▶ Your goal
Report only the number of lines holding "ylabel".

[Dataset entries on figures]
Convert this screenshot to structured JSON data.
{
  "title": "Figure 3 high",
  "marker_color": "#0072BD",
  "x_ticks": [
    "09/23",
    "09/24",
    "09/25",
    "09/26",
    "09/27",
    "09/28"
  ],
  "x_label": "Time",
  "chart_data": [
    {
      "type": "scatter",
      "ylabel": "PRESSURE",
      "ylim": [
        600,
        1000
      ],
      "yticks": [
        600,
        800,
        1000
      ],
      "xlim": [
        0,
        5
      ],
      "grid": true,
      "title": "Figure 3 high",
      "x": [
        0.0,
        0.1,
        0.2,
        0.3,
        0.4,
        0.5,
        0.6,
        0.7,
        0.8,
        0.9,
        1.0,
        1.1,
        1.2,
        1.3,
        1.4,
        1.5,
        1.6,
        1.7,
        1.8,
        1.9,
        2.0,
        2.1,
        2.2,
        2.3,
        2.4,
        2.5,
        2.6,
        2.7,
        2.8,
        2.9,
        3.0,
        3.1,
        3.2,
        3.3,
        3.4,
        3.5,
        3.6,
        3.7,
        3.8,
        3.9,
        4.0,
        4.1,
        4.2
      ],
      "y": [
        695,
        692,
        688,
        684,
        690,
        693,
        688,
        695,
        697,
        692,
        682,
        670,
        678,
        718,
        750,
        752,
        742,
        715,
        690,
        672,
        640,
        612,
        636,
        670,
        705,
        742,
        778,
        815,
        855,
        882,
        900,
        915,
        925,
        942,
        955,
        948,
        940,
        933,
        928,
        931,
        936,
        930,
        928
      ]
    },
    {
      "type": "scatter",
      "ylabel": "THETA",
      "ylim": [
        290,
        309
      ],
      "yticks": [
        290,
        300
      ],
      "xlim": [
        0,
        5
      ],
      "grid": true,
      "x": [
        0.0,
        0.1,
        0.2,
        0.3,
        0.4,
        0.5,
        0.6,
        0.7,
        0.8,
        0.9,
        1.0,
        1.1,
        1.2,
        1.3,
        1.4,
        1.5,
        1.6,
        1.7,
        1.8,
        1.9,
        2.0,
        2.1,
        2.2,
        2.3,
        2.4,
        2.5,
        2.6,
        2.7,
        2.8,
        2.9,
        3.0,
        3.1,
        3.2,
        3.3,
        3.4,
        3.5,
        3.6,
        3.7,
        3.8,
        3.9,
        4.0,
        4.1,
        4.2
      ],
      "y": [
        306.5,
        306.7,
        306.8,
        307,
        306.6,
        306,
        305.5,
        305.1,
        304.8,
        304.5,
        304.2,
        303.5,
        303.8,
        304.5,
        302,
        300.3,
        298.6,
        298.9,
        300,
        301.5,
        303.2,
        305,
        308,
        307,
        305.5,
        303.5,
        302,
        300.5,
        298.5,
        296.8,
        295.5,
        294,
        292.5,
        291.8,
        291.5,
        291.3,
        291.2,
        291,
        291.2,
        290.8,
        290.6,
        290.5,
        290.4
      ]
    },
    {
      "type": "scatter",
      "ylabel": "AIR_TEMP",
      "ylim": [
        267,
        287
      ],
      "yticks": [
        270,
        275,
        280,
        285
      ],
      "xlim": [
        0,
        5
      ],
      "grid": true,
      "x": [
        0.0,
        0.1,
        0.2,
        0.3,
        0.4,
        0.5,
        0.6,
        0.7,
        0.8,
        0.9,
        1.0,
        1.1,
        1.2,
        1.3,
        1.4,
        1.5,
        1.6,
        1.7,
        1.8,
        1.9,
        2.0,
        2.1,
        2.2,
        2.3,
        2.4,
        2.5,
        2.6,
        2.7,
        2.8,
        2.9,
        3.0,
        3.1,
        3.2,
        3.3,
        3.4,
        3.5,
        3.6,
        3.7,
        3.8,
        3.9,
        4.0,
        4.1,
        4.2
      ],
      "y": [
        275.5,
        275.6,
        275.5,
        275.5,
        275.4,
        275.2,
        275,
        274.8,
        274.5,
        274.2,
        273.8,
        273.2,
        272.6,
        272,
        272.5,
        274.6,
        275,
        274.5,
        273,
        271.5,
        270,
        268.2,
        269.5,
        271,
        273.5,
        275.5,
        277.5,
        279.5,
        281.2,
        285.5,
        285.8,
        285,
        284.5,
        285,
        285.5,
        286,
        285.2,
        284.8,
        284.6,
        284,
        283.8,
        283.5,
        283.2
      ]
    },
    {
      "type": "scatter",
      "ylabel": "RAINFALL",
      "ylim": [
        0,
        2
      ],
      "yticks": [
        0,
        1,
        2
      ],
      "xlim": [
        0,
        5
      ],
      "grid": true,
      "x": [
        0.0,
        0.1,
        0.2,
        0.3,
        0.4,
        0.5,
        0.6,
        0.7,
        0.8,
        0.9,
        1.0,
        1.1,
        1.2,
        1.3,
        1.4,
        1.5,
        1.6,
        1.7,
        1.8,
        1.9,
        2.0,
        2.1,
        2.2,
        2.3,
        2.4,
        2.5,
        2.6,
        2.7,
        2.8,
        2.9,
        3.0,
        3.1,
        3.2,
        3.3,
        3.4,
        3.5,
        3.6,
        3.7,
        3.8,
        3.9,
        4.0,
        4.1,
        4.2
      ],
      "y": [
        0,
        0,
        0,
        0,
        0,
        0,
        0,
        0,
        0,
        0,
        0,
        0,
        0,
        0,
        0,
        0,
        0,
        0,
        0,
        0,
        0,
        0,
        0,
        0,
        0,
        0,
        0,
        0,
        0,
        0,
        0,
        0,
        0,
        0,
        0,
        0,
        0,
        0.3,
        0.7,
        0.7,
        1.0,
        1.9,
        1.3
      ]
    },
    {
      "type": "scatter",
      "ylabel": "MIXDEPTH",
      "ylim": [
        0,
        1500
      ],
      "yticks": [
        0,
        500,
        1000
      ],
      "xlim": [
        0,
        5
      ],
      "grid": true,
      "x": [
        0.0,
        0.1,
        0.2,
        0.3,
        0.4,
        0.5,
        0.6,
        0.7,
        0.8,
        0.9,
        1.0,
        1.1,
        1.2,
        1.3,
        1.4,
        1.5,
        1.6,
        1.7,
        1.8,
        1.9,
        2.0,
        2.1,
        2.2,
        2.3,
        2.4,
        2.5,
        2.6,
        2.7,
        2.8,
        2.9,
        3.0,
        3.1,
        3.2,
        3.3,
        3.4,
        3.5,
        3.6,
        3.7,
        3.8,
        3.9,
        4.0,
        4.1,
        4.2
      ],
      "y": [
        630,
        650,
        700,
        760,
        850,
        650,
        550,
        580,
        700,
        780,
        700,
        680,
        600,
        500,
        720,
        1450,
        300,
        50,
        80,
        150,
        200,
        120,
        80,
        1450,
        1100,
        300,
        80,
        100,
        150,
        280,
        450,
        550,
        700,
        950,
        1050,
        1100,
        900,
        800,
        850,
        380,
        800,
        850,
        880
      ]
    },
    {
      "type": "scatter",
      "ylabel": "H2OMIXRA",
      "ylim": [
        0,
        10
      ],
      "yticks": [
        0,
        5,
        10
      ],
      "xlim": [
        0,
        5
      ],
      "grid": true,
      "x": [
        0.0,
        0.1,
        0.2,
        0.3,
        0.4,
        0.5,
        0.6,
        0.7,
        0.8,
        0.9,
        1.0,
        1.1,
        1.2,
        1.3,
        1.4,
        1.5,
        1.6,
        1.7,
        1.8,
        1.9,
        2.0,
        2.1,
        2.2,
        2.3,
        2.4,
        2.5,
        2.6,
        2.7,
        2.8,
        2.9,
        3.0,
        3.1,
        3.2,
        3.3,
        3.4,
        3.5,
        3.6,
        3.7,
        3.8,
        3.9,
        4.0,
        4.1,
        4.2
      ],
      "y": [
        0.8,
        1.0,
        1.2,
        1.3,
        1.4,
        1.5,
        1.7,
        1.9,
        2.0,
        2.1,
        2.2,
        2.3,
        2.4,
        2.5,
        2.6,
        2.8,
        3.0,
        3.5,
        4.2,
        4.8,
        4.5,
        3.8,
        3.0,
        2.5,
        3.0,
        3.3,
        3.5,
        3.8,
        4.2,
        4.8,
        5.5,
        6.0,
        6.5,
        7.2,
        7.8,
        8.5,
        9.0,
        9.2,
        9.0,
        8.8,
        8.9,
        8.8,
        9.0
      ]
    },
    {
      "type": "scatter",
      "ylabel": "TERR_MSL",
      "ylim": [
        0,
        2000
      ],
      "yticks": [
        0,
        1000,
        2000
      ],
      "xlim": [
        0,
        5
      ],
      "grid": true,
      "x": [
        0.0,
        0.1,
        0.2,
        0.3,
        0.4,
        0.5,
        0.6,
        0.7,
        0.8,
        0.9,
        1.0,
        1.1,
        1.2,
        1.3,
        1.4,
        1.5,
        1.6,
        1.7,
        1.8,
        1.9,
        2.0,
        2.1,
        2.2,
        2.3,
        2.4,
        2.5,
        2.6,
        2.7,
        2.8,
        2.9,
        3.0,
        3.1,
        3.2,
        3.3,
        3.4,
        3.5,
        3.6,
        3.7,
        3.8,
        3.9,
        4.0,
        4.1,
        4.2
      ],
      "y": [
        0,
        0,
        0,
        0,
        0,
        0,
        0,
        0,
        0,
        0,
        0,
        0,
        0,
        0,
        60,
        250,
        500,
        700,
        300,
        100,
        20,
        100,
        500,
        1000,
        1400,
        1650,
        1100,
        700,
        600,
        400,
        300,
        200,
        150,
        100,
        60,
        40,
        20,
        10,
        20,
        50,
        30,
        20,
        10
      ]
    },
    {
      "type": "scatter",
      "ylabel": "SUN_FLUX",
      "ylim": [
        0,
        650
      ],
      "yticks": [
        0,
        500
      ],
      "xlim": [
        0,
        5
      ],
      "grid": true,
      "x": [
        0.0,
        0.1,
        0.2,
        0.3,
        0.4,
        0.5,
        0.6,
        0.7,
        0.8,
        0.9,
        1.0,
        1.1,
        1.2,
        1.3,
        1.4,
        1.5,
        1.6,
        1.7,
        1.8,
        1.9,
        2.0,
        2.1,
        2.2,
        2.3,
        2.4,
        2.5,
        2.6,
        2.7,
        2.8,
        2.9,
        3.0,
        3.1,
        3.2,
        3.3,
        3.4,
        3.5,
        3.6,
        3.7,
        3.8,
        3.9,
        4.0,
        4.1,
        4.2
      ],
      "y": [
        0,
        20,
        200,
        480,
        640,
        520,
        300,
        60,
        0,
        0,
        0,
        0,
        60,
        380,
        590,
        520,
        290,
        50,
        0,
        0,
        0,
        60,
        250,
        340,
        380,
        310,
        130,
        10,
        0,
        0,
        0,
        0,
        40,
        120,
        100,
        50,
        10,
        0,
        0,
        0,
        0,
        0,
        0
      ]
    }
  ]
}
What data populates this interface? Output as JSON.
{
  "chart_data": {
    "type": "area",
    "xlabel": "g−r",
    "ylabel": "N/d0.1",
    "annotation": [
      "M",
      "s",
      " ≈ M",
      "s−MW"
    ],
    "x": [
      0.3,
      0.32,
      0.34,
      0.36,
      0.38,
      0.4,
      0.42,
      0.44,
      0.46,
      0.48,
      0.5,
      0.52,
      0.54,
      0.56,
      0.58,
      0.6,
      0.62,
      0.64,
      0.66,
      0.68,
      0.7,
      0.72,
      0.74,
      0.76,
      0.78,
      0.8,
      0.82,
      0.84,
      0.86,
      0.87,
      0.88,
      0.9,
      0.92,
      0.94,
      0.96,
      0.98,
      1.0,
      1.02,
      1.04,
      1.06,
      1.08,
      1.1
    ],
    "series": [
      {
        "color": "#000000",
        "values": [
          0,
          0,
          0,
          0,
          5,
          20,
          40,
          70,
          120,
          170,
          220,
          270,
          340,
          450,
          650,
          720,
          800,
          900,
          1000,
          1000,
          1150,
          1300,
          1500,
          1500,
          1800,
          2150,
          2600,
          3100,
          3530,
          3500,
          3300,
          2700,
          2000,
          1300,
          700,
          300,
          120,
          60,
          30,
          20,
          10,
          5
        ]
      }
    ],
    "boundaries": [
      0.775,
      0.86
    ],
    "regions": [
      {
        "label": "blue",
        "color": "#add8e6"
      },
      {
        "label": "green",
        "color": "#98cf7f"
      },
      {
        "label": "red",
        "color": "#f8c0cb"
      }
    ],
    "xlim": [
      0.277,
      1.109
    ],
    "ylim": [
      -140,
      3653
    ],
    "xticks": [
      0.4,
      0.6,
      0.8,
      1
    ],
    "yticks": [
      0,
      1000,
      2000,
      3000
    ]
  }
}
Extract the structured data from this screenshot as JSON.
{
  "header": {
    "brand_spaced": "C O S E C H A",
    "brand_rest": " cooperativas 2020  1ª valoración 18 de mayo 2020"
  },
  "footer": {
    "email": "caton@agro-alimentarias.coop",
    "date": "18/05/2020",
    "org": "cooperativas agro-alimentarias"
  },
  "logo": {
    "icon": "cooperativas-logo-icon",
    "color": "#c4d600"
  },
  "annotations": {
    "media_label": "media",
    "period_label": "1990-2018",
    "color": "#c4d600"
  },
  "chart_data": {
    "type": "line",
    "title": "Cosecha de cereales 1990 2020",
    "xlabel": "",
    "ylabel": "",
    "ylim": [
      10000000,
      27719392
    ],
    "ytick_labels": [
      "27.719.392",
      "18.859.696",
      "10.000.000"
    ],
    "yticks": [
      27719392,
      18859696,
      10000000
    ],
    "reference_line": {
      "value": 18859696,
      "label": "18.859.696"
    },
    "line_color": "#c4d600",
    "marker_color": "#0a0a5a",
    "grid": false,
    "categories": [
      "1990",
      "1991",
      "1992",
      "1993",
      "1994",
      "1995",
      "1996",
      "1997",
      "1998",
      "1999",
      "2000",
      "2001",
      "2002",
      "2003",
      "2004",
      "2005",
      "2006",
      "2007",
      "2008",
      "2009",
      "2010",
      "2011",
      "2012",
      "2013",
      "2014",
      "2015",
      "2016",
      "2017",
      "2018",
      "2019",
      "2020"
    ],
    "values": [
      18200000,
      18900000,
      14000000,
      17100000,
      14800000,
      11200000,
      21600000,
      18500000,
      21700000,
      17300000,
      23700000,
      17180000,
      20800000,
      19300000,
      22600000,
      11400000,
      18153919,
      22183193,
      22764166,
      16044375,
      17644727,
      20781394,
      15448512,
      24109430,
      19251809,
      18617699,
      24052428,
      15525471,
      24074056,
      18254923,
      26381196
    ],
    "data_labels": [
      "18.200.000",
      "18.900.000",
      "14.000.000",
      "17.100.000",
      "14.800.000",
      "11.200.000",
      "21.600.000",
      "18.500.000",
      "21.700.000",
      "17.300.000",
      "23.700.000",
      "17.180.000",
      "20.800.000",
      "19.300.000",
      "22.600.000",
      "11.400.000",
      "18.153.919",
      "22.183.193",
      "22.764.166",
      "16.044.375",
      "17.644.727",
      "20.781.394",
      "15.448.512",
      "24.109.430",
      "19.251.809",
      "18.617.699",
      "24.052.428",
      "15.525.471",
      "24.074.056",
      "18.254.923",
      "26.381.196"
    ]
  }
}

▶ Result
10